____ Dataset entries

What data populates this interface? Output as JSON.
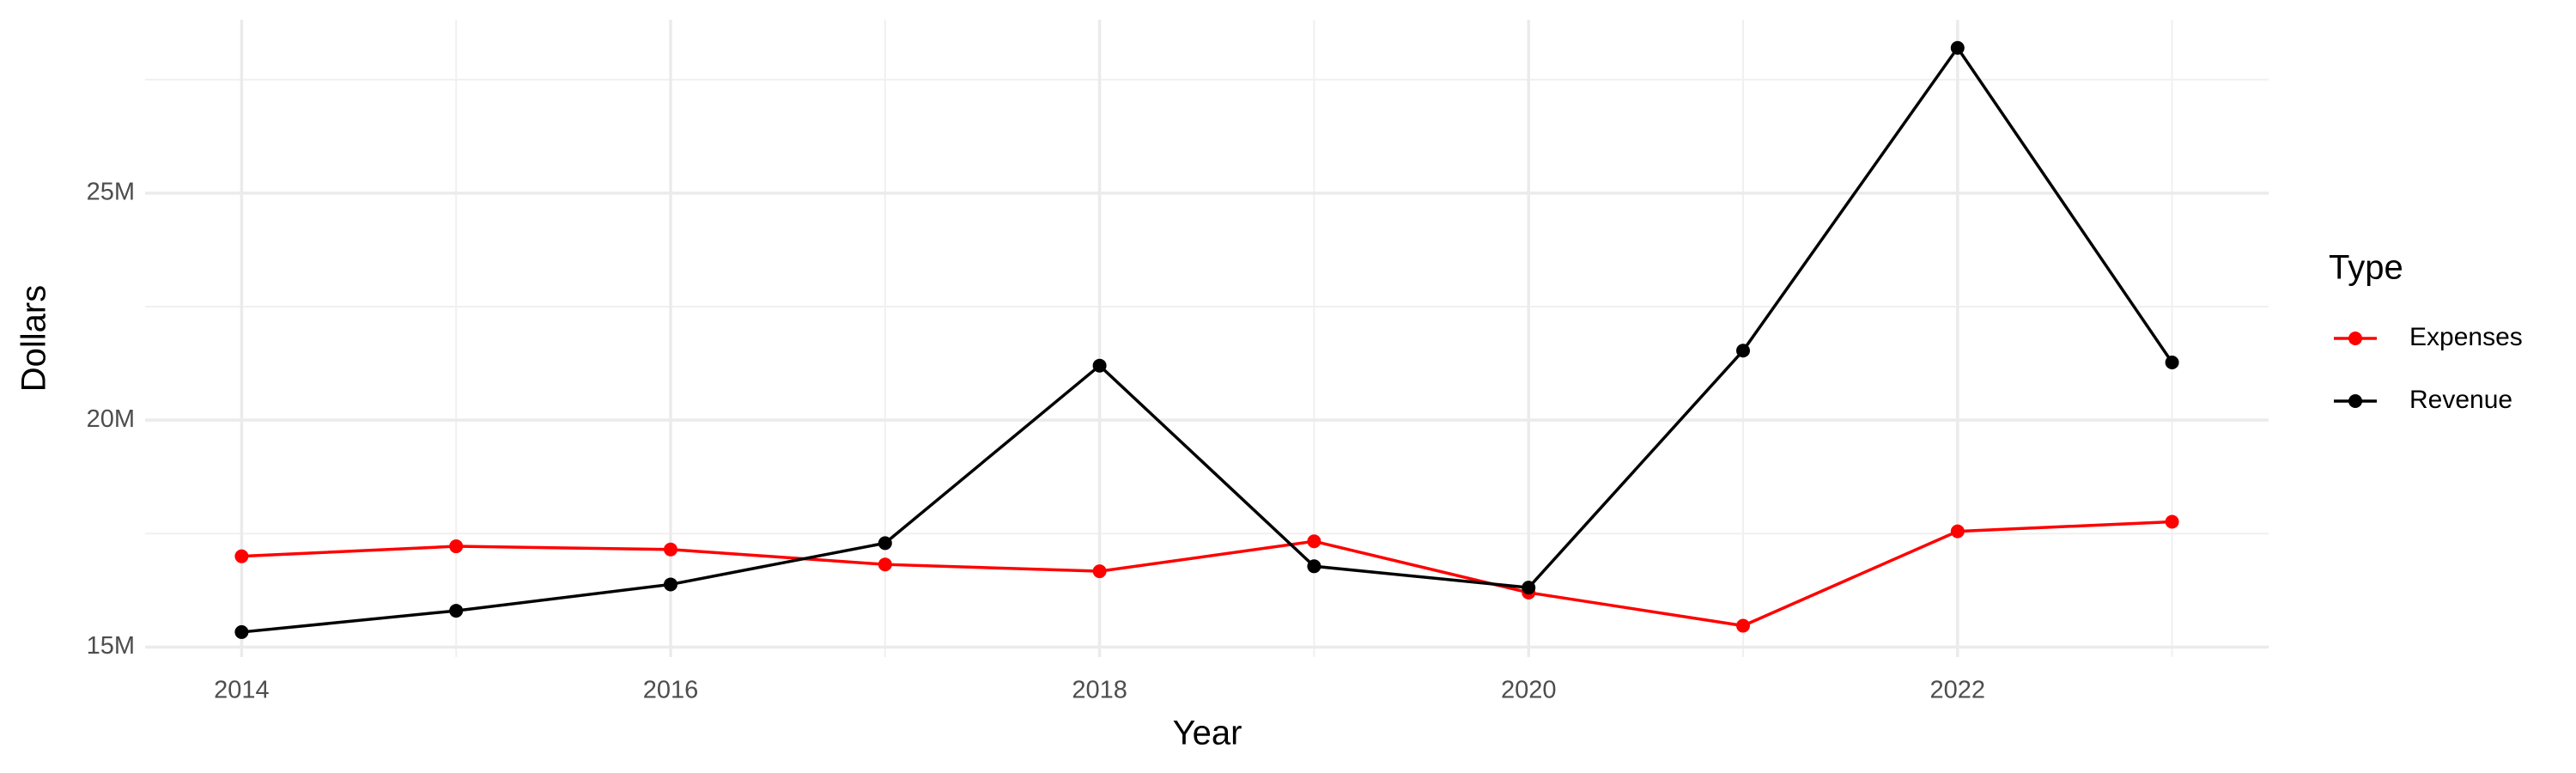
{
  "chart_data": {
    "type": "line",
    "x_label": "Year",
    "y_label": "Dollars",
    "x": [
      2014,
      2015,
      2016,
      2017,
      2018,
      2019,
      2020,
      2021,
      2022,
      2023
    ],
    "series": [
      {
        "name": "Expenses",
        "color": "#ff0000",
        "values": [
          17000000,
          17220000,
          17150000,
          16820000,
          16670000,
          17330000,
          16200000,
          15470000,
          17550000,
          17760000
        ]
      },
      {
        "name": "Revenue",
        "color": "#000000",
        "values": [
          15330000,
          15800000,
          16380000,
          17290000,
          21200000,
          16780000,
          16310000,
          21530000,
          28200000,
          21270000
        ]
      }
    ],
    "xlim": [
      2013.55,
      2023.45
    ],
    "xticks": [
      2014,
      2016,
      2018,
      2020,
      2022
    ],
    "ylim": [
      14780000,
      28820000
    ],
    "yticks": [
      {
        "value": 15000000,
        "label": "15M"
      },
      {
        "value": 20000000,
        "label": "20M"
      },
      {
        "value": 25000000,
        "label": "25M"
      }
    ],
    "grid": true,
    "legend_title": "Type",
    "legend_position": "right"
  }
}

________

• Directions for this task:
Transcribe the listing above verbatim. Omit the pictures.

• Complete response:
What data populates this interface? Output as JSON.
{
  "chart_data": {
    "type": "line",
    "x_label": "Year",
    "y_label": "Dollars",
    "x": [
      2014,
      2015,
      2016,
      2017,
      2018,
      2019,
      2020,
      2021,
      2022,
      2023
    ],
    "series": [
      {
        "name": "Expenses",
        "color": "#ff0000",
        "values": [
          17000000,
          17220000,
          17150000,
          16820000,
          16670000,
          17330000,
          16200000,
          15470000,
          17550000,
          17760000
        ]
      },
      {
        "name": "Revenue",
        "color": "#000000",
        "values": [
          15330000,
          15800000,
          16380000,
          17290000,
          21200000,
          16780000,
          16310000,
          21530000,
          28200000,
          21270000
        ]
      }
    ],
    "xlim": [
      2013.55,
      2023.45
    ],
    "xticks": [
      2014,
      2016,
      2018,
      2020,
      2022
    ],
    "ylim": [
      14780000,
      28820000
    ],
    "yticks": [
      {
        "value": 15000000,
        "label": "15M"
      },
      {
        "value": 20000000,
        "label": "20M"
      },
      {
        "value": 25000000,
        "label": "25M"
      }
    ],
    "grid": true,
    "legend_title": "Type",
    "legend_position": "right"
  }
}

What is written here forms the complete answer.